Rewrite the listing below, swapping every "commodity-cell" for "name-cell" and keeping everything else the same. Leave the pictures out of your answer.

# MATERIAL FOR THE TASK
■ ■ ■ ■ ■ ■ ■

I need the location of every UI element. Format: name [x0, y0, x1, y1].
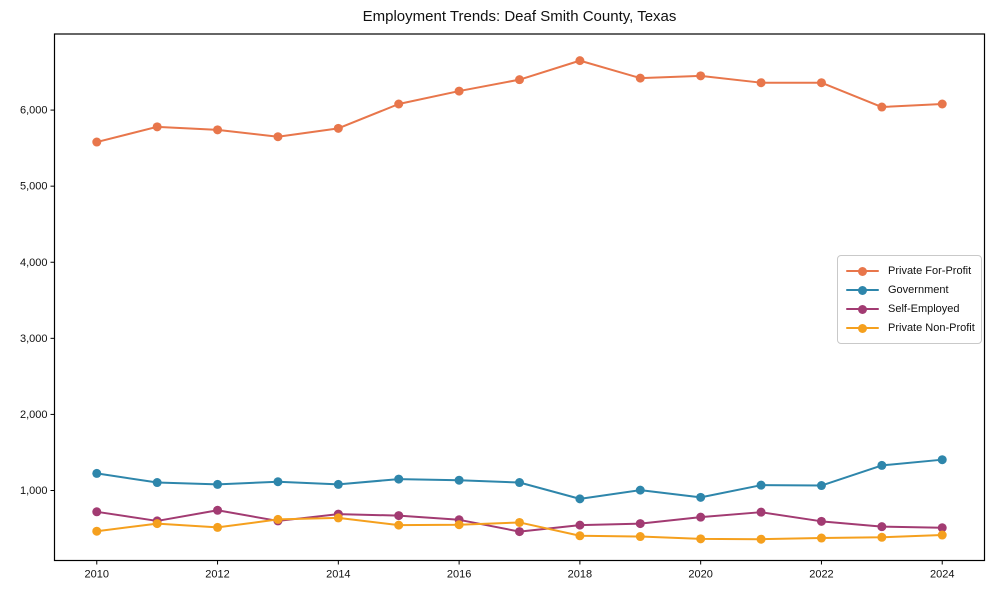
x-axis-tick-label: 2012 — [205, 569, 229, 581]
y-axis-tick-label: 6,000 — [20, 105, 48, 117]
legend: Private For-Profit Government Self-Emplo… — [837, 255, 982, 344]
series-point-private-for-profit — [515, 75, 524, 85]
legend-label: Private For-Profit — [888, 265, 972, 277]
x-axis-tick-label: 2020 — [688, 569, 712, 581]
x-axis-tick-label: 2024 — [930, 569, 954, 581]
series-point-self-employed — [575, 520, 585, 530]
legend-item-private-non-profit: Private Non-Profit — [846, 319, 975, 337]
series-point-government — [454, 475, 464, 485]
series-point-private-non-profit — [877, 532, 887, 542]
y-axis-tick-label: 5,000 — [20, 181, 48, 193]
series-point-self-employed — [394, 511, 404, 521]
series-point-government — [756, 480, 766, 490]
series-point-government — [515, 478, 524, 488]
chart-title: Employment Trends: Deaf Smith County, Te… — [362, 8, 677, 25]
series-point-self-employed — [937, 523, 947, 533]
legend-marker-line-icon — [846, 285, 879, 295]
x-axis-tick-label: 2022 — [809, 569, 833, 581]
series-point-private-for-profit — [756, 78, 766, 88]
series-point-self-employed — [635, 519, 645, 529]
series-point-private-non-profit — [333, 513, 343, 523]
series-point-self-employed — [756, 507, 766, 517]
y-axis-tick-label: 3,000 — [20, 333, 48, 345]
series-point-private-non-profit — [696, 534, 706, 544]
series-point-private-non-profit — [273, 514, 283, 524]
series-point-self-employed — [213, 505, 223, 515]
series-point-private-for-profit — [213, 125, 223, 135]
series-point-private-non-profit — [575, 531, 585, 541]
series-point-self-employed — [515, 527, 524, 537]
series-point-government — [394, 474, 404, 484]
legend-marker-line-icon — [846, 304, 879, 314]
series-point-private-for-profit — [152, 122, 162, 132]
legend-item-government: Government — [846, 281, 973, 299]
series-line-private-for-profit — [95, 59, 944, 144]
series-point-private-for-profit — [394, 99, 404, 109]
series-point-government — [213, 479, 223, 489]
series-point-private-non-profit — [454, 520, 464, 530]
x-axis-tick-label: 2010 — [85, 569, 109, 581]
series-point-private-non-profit — [756, 534, 766, 544]
legend-label: Self-Employed — [888, 303, 960, 315]
series-point-self-employed — [816, 516, 826, 526]
x-axis-tick-label: 2016 — [447, 569, 471, 581]
legend-label: Private Non-Profit — [888, 322, 975, 334]
series-point-private-non-profit — [937, 530, 947, 540]
series-point-government — [937, 455, 947, 465]
series-point-private-for-profit — [635, 73, 645, 83]
series-point-private-for-profit — [273, 132, 283, 142]
series-point-private-non-profit — [816, 533, 826, 543]
series-point-private-for-profit — [333, 123, 343, 133]
series-point-private-non-profit — [152, 519, 162, 529]
series-point-self-employed — [877, 522, 887, 532]
series-point-government — [152, 478, 162, 488]
series-point-private-for-profit — [92, 137, 102, 147]
series-point-government — [333, 479, 343, 489]
series-point-private-non-profit — [515, 517, 524, 527]
legend-item-private-for-profit: Private For-Profit — [846, 262, 973, 280]
series-point-private-for-profit — [696, 71, 706, 81]
series-point-government — [816, 481, 826, 491]
series-point-private-for-profit — [877, 102, 887, 112]
legend-label: Government — [888, 284, 949, 296]
series-point-private-for-profit — [575, 56, 585, 66]
y-axis-tick-label: 1,000 — [20, 485, 48, 497]
x-axis-tick-label: 2014 — [326, 569, 350, 581]
series-point-government — [273, 477, 283, 487]
series-point-government — [696, 492, 706, 502]
series-point-private-for-profit — [816, 78, 826, 88]
series-point-private-non-profit — [92, 526, 102, 536]
series-point-government — [575, 494, 585, 504]
series-point-self-employed — [92, 507, 102, 517]
x-axis-tick-label: 2018 — [568, 569, 592, 581]
series-point-government — [877, 460, 887, 470]
legend-item-self-employed: Self-Employed — [846, 300, 973, 318]
series-point-government — [92, 468, 102, 478]
series-point-private-non-profit — [635, 532, 645, 542]
series-point-private-non-profit — [213, 522, 223, 532]
y-axis-tick-label: 4,000 — [20, 257, 48, 269]
series-point-private-non-profit — [394, 520, 404, 530]
series-point-private-for-profit — [937, 99, 947, 109]
plot-border — [53, 33, 986, 562]
series-point-self-employed — [696, 512, 706, 522]
legend-marker-line-icon — [846, 323, 879, 333]
series-point-government — [635, 485, 645, 495]
series-point-private-for-profit — [454, 86, 464, 96]
legend-marker-line-icon — [846, 266, 879, 276]
y-axis-tick-label: 2,000 — [20, 409, 48, 421]
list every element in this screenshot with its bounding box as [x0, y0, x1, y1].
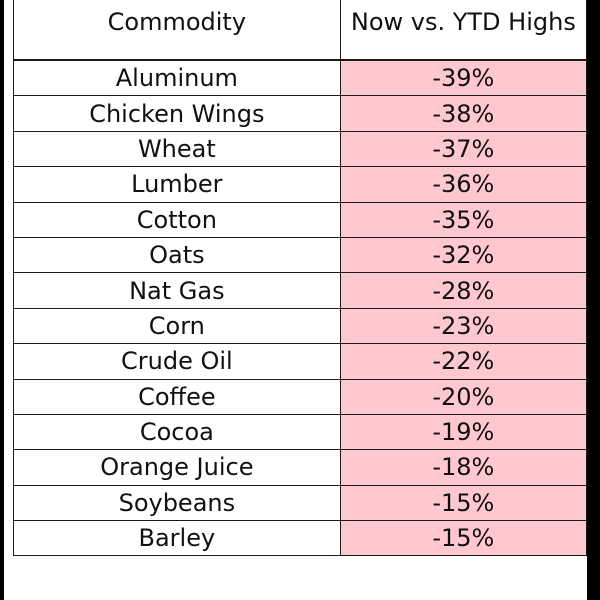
- change-cell: -36%: [339, 166, 587, 203]
- table-row: Barley -15%: [13, 520, 587, 557]
- change-cell: -28%: [339, 272, 587, 309]
- change-cell: -20%: [339, 378, 587, 415]
- table-row: Corn -23%: [13, 307, 587, 345]
- table-body: Aluminum -39% Chicken Wings -38% Wheat -37% Lu…: [13, 59, 587, 557]
- change-cell: -22%: [339, 343, 587, 380]
- change-cell: -18%: [339, 449, 587, 486]
- table-row: Soybeans -15%: [13, 484, 587, 522]
- table-row: Crude Oil -22%: [13, 343, 587, 380]
- table-row: Cotton -35%: [13, 201, 587, 238]
- table-header-row: Commodity Now vs. YTD Highs: [13, 0, 587, 61]
- table-row: Chicken Wings -38%: [13, 95, 587, 132]
- table-row: Orange Juice -18%: [13, 449, 587, 486]
- change-cell: -39%: [339, 59, 587, 97]
- change-cell: -35%: [339, 201, 587, 238]
- change-cell: -15%: [339, 484, 587, 522]
- change-cell: -23%: [339, 307, 587, 345]
- commodity-cell: Oats: [13, 236, 341, 274]
- commodity-cell: Barley: [13, 520, 341, 557]
- change-cell: -32%: [339, 236, 587, 274]
- header-change: Now vs. YTD Highs: [339, 0, 587, 61]
- commodity-cell: Crude Oil: [13, 343, 341, 380]
- commodity-cell: Orange Juice: [13, 449, 341, 486]
- table-page: Commodity Now vs. YTD Highs Aluminum -39%…: [4, 0, 587, 600]
- change-cell: -19%: [339, 413, 587, 451]
- change-cell: -38%: [339, 95, 587, 132]
- commodity-cell: Chicken Wings: [13, 95, 341, 132]
- commodity-cell: Coffee: [13, 378, 341, 415]
- table-row: Cocoa -19%: [13, 413, 587, 451]
- commodity-cell: Cocoa: [13, 413, 341, 451]
- commodity-cell: Soybeans: [13, 484, 341, 522]
- header-commodity: Commodity: [13, 0, 341, 61]
- table-row: Wheat -37%: [13, 130, 587, 168]
- table-row: Lumber -36%: [13, 166, 587, 203]
- table-row: Nat Gas -28%: [13, 272, 587, 309]
- commodity-cell: Lumber: [13, 166, 341, 203]
- change-cell: -37%: [339, 130, 587, 168]
- change-cell: -15%: [339, 520, 587, 557]
- table-row: Oats -32%: [13, 236, 587, 274]
- commodity-cell: Nat Gas: [13, 272, 341, 309]
- table-row: Coffee -20%: [13, 378, 587, 415]
- commodities-table: Commodity Now vs. YTD Highs Aluminum -39%…: [13, 0, 587, 557]
- commodity-cell: Aluminum: [13, 59, 341, 97]
- commodity-cell: Cotton: [13, 201, 341, 238]
- commodity-cell: Corn: [13, 307, 341, 345]
- commodity-cell: Wheat: [13, 130, 341, 168]
- table-row: Aluminum -39%: [13, 59, 587, 97]
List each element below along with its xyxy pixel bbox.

■ ■ ■ ■ ■ ■ ■

# WRITTEN REPLY
I need the location of every UI element. Format: name [x0, y0, x1, y1].
x-axis-tick-label: 2012 — [205, 569, 229, 581]
y-axis-tick-label: 6,000 — [20, 105, 48, 117]
legend: Private For-Profit Government Self-Emplo… — [837, 255, 982, 344]
series-point-private-for-profit — [515, 75, 524, 85]
legend-label: Private For-Profit — [888, 265, 972, 277]
x-axis-tick-label: 2020 — [688, 569, 712, 581]
x-axis-tick-label: 2024 — [930, 569, 954, 581]
series-point-self-employed — [575, 520, 585, 530]
legend-item-private-non-profit: Private Non-Profit — [846, 319, 975, 337]
series-point-government — [454, 475, 464, 485]
series-point-private-non-profit — [877, 532, 887, 542]
y-axis-tick-label: 5,000 — [20, 181, 48, 193]
series-point-self-employed — [394, 511, 404, 521]
series-point-government — [756, 480, 766, 490]
series-point-government — [515, 478, 524, 488]
chart-title: Employment Trends: Deaf Smith County, Te… — [362, 8, 677, 25]
series-point-self-employed — [937, 523, 947, 533]
legend-marker-line-icon — [846, 285, 879, 295]
x-axis-tick-label: 2022 — [809, 569, 833, 581]
series-point-private-for-profit — [756, 78, 766, 88]
series-point-self-employed — [635, 519, 645, 529]
series-point-private-non-profit — [333, 513, 343, 523]
series-point-self-employed — [756, 507, 766, 517]
y-axis-tick-label: 3,000 — [20, 333, 48, 345]
series-point-private-non-profit — [696, 534, 706, 544]
series-point-private-non-profit — [273, 514, 283, 524]
series-point-self-employed — [213, 505, 223, 515]
series-point-private-for-profit — [213, 125, 223, 135]
series-point-private-non-profit — [575, 531, 585, 541]
series-point-self-employed — [515, 527, 524, 537]
series-point-government — [394, 474, 404, 484]
legend-marker-line-icon — [846, 304, 879, 314]
series-point-private-for-profit — [152, 122, 162, 132]
legend-item-government: Government — [846, 281, 973, 299]
series-line-private-for-profit — [95, 59, 944, 144]
series-point-private-for-profit — [394, 99, 404, 109]
series-point-government — [213, 479, 223, 489]
series-point-private-non-profit — [454, 520, 464, 530]
x-axis-tick-label: 2010 — [85, 569, 109, 581]
series-point-private-non-profit — [756, 534, 766, 544]
legend-label: Self-Employed — [888, 303, 960, 315]
series-point-self-employed — [816, 516, 826, 526]
x-axis-tick-label: 2016 — [447, 569, 471, 581]
legend-label: Private Non-Profit — [888, 322, 975, 334]
series-point-private-non-profit — [937, 530, 947, 540]
series-point-government — [937, 455, 947, 465]
series-point-private-for-profit — [635, 73, 645, 83]
series-point-private-for-profit — [273, 132, 283, 142]
series-point-private-non-profit — [816, 533, 826, 543]
series-point-private-for-profit — [333, 123, 343, 133]
series-point-private-non-profit — [152, 519, 162, 529]
series-point-self-employed — [877, 522, 887, 532]
series-point-government — [152, 478, 162, 488]
series-point-private-for-profit — [92, 137, 102, 147]
series-point-government — [333, 479, 343, 489]
series-point-private-non-profit — [515, 517, 524, 527]
legend-item-private-for-profit: Private For-Profit — [846, 262, 973, 280]
series-point-private-for-profit — [696, 71, 706, 81]
series-point-government — [816, 481, 826, 491]
series-point-private-for-profit — [877, 102, 887, 112]
legend-label: Government — [888, 284, 949, 296]
series-point-private-for-profit — [575, 56, 585, 66]
y-axis-tick-label: 1,000 — [20, 485, 48, 497]
x-axis-tick-label: 2014 — [326, 569, 350, 581]
series-point-government — [273, 477, 283, 487]
series-point-government — [696, 492, 706, 502]
series-point-private-for-profit — [816, 78, 826, 88]
series-point-private-non-profit — [92, 526, 102, 536]
series-point-government — [575, 494, 585, 504]
series-point-self-employed — [92, 507, 102, 517]
x-axis-tick-label: 2018 — [568, 569, 592, 581]
series-point-government — [877, 460, 887, 470]
legend-item-self-employed: Self-Employed — [846, 300, 973, 318]
series-point-government — [92, 468, 102, 478]
series-point-private-non-profit — [635, 532, 645, 542]
series-point-private-non-profit — [213, 522, 223, 532]
y-axis-tick-label: 4,000 — [20, 257, 48, 269]
series-point-private-non-profit — [394, 520, 404, 530]
series-point-private-for-profit — [937, 99, 947, 109]
plot-border — [53, 33, 986, 562]
series-point-self-employed — [696, 512, 706, 522]
legend-marker-line-icon — [846, 323, 879, 333]
series-point-government — [635, 485, 645, 495]
series-point-private-for-profit — [454, 86, 464, 96]
legend-marker-line-icon — [846, 266, 879, 276]
y-axis-tick-label: 2,000 — [20, 409, 48, 421]
list every element in this screenshot with its bounding box as [x0, y0, x1, y1].
- change-cell: -36%: [339, 166, 587, 203]
- table-row: Barley -15%: [13, 520, 587, 557]
- change-cell: -28%: [339, 272, 587, 309]
- change-cell: -20%: [339, 378, 587, 415]
- table-row: Corn -23%: [13, 307, 587, 345]
- table-body: Aluminum -39% Chicken Wings -38% Wheat -37% Lu…: [13, 59, 587, 557]
- change-cell: -22%: [339, 343, 587, 380]
- change-cell: -18%: [339, 449, 587, 486]
- table-row: Soybeans -15%: [13, 484, 587, 522]
- table-row: Crude Oil -22%: [13, 343, 587, 380]
- table-row: Cotton -35%: [13, 201, 587, 238]
- table-header-row: Commodity Now vs. YTD Highs: [13, 0, 587, 61]
- table-row: Chicken Wings -38%: [13, 95, 587, 132]
- table-row: Orange Juice -18%: [13, 449, 587, 486]
- change-cell: -39%: [339, 59, 587, 97]
- change-cell: -35%: [339, 201, 587, 238]
- change-cell: -15%: [339, 484, 587, 522]
- change-cell: -23%: [339, 307, 587, 345]
- name-cell: Oats: [13, 236, 341, 274]
- name-cell: Barley: [13, 520, 341, 557]
- change-cell: -32%: [339, 236, 587, 274]
- header-change: Now vs. YTD Highs: [339, 0, 587, 61]
- name-cell: Crude Oil: [13, 343, 341, 380]
- name-cell: Orange Juice: [13, 449, 341, 486]
- table-page: Commodity Now vs. YTD Highs Aluminum -39%…: [4, 0, 587, 600]
- change-cell: -19%: [339, 413, 587, 451]
- change-cell: -38%: [339, 95, 587, 132]
- name-cell: Chicken Wings: [13, 95, 341, 132]
- name-cell: Coffee: [13, 378, 341, 415]
- table-row: Cocoa -19%: [13, 413, 587, 451]
- name-cell: Cocoa: [13, 413, 341, 451]
- name-cell: Soybeans: [13, 484, 341, 522]
- header-commodity: Commodity: [13, 0, 341, 61]
- table-row: Wheat -37%: [13, 130, 587, 168]
- table-row: Lumber -36%: [13, 166, 587, 203]
- table-row: Nat Gas -28%: [13, 272, 587, 309]
- name-cell: Lumber: [13, 166, 341, 203]
- change-cell: -37%: [339, 130, 587, 168]
- change-cell: -15%: [339, 520, 587, 557]
- table-row: Oats -32%: [13, 236, 587, 274]
- name-cell: Nat Gas: [13, 272, 341, 309]
- table-row: Coffee -20%: [13, 378, 587, 415]
- commodities-table: Commodity Now vs. YTD Highs Aluminum -39%…: [13, 0, 587, 557]
- name-cell: Aluminum: [13, 59, 341, 97]
- name-cell: Cotton: [13, 201, 341, 238]
- name-cell: Corn: [13, 307, 341, 345]
- name-cell: Wheat: [13, 130, 341, 168]
- table-row: Aluminum -39%: [13, 59, 587, 97]
List each element below along with its xyxy pixel bbox.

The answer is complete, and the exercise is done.